WHAT YOU WILL DO: Copy the records verbatim, from the line containing "I need the location" up to and including the line containing "svg-text:205 T3: 205 T3: [479, 85, 517, 100]". Omit the pictures from your copy.

INPUT:
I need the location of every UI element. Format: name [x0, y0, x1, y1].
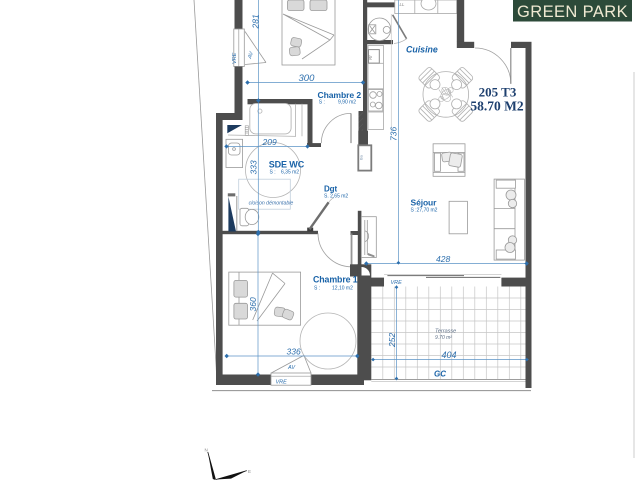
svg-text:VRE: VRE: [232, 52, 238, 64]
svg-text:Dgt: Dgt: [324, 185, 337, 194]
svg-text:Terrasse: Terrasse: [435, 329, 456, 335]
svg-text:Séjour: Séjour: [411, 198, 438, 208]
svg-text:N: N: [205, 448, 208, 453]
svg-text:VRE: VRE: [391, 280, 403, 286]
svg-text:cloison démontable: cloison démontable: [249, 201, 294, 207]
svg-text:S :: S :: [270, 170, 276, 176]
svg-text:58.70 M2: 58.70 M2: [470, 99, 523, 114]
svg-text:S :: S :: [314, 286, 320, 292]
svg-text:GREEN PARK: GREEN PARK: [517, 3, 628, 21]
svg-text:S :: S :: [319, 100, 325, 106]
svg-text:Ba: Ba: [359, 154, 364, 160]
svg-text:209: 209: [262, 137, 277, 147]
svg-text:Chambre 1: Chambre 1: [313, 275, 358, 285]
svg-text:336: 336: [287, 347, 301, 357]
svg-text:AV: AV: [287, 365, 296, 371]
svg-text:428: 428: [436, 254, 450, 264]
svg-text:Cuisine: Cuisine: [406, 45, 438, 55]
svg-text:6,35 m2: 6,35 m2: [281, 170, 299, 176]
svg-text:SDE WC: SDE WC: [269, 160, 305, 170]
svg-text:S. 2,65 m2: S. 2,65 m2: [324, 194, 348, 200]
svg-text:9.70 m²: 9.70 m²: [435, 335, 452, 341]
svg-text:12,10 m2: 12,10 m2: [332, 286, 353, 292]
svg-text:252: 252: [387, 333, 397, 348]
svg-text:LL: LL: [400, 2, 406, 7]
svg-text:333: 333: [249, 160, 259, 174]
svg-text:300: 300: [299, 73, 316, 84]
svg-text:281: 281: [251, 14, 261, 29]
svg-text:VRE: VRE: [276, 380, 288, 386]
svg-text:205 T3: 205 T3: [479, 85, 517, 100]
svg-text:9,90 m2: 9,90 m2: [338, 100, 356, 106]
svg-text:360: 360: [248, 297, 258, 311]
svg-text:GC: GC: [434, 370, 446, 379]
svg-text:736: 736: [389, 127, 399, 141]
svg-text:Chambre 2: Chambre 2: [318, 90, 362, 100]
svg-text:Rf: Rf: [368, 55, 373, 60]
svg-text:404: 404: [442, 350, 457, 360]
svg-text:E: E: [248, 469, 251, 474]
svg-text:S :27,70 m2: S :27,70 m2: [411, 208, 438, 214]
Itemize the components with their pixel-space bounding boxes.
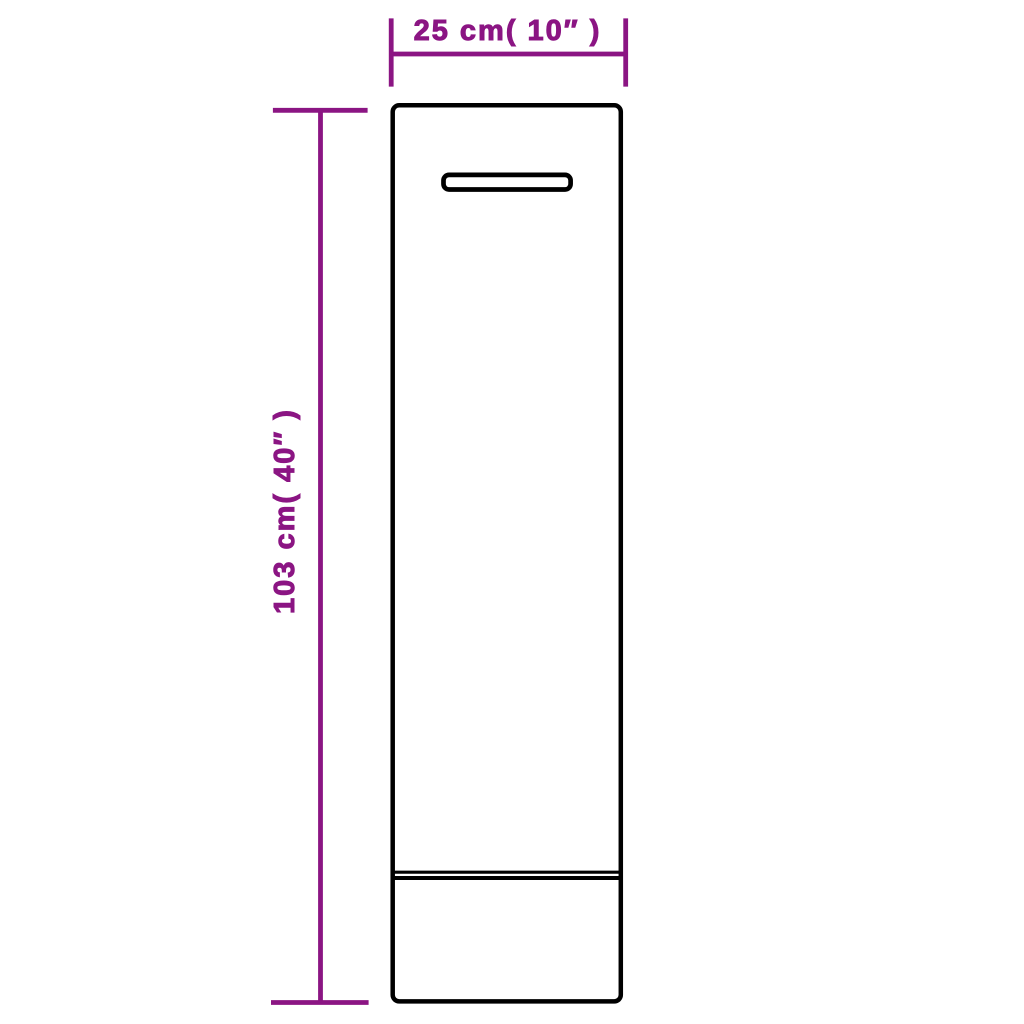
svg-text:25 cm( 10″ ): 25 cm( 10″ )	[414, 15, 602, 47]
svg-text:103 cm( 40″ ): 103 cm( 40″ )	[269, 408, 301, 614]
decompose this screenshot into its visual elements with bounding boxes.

...

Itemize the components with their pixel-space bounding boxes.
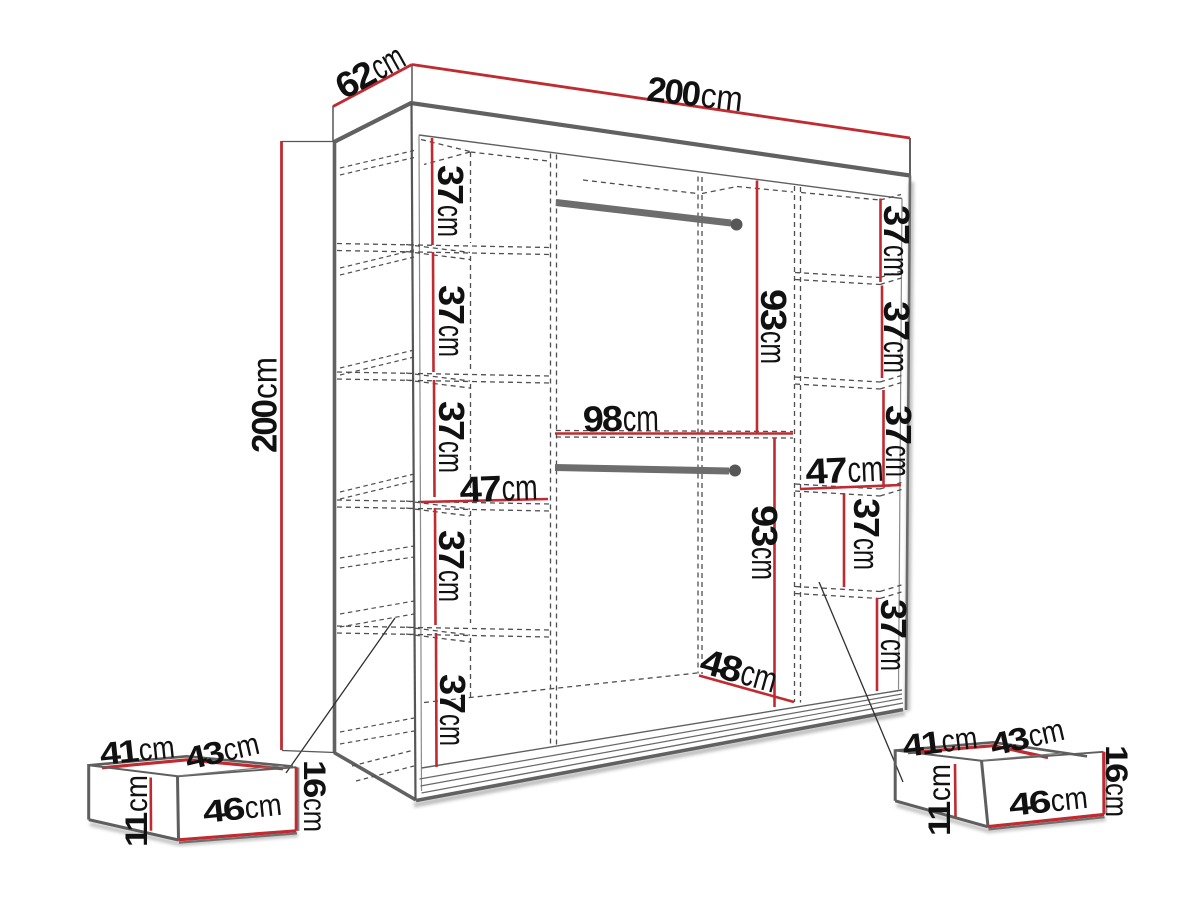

==

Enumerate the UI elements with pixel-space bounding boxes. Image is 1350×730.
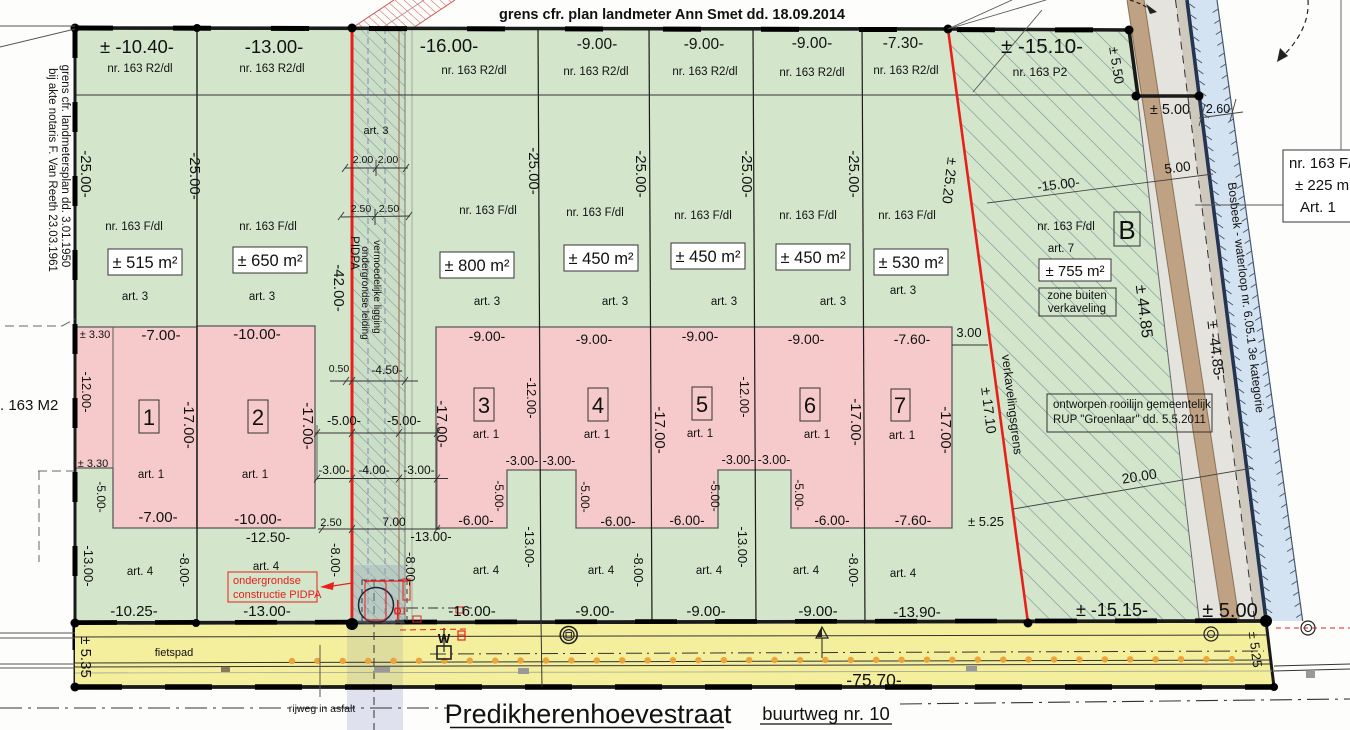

OUTPUT FOR THIS TASK:
I need the location of every UI element. Format: name [x0, y0, x1, y1].
svg-text:VRE: VRE: [232, 52, 238, 64]
svg-text:Dgt: Dgt: [324, 185, 337, 194]
svg-text:Terrasse: Terrasse: [435, 329, 456, 335]
svg-text:Séjour: Séjour: [411, 198, 438, 208]
svg-text:N: N: [205, 448, 208, 453]
svg-text:VRE: VRE: [391, 280, 403, 286]
svg-text:cloison démontable: cloison démontable: [249, 201, 294, 207]
svg-text:S :: S :: [270, 170, 276, 176]
svg-text:58.70 M2: 58.70 M2: [470, 99, 523, 114]
svg-text:S :: S :: [314, 286, 320, 292]
svg-text:GREEN PARK: GREEN PARK: [517, 3, 628, 21]
svg-text:S :: S :: [319, 100, 325, 106]
svg-text:Ba: Ba: [359, 154, 364, 160]
svg-text:209: 209: [262, 137, 277, 147]
svg-text:Chambre 1: Chambre 1: [313, 275, 358, 285]
svg-text:336: 336: [287, 347, 301, 357]
svg-text:AV: AV: [287, 365, 296, 371]
svg-text:428: 428: [436, 254, 450, 264]
svg-text:Cuisine: Cuisine: [406, 45, 438, 55]
svg-text:6,35 m2: 6,35 m2: [281, 170, 299, 176]
svg-text:SDE WC: SDE WC: [269, 160, 305, 170]
svg-text:S. 2,65 m2: S. 2,65 m2: [324, 194, 348, 200]
svg-text:9.70 m²: 9.70 m²: [435, 335, 452, 341]
svg-text:12,10 m2: 12,10 m2: [332, 286, 353, 292]
svg-text:252: 252: [387, 333, 397, 348]
svg-text:LL: LL: [400, 2, 406, 7]
svg-text:333: 333: [249, 160, 259, 174]
svg-text:300: 300: [299, 73, 316, 84]
svg-text:281: 281: [251, 14, 261, 29]
svg-text:VRE: VRE: [276, 380, 288, 386]
svg-text:205 T3: 205 T3: [479, 85, 517, 100]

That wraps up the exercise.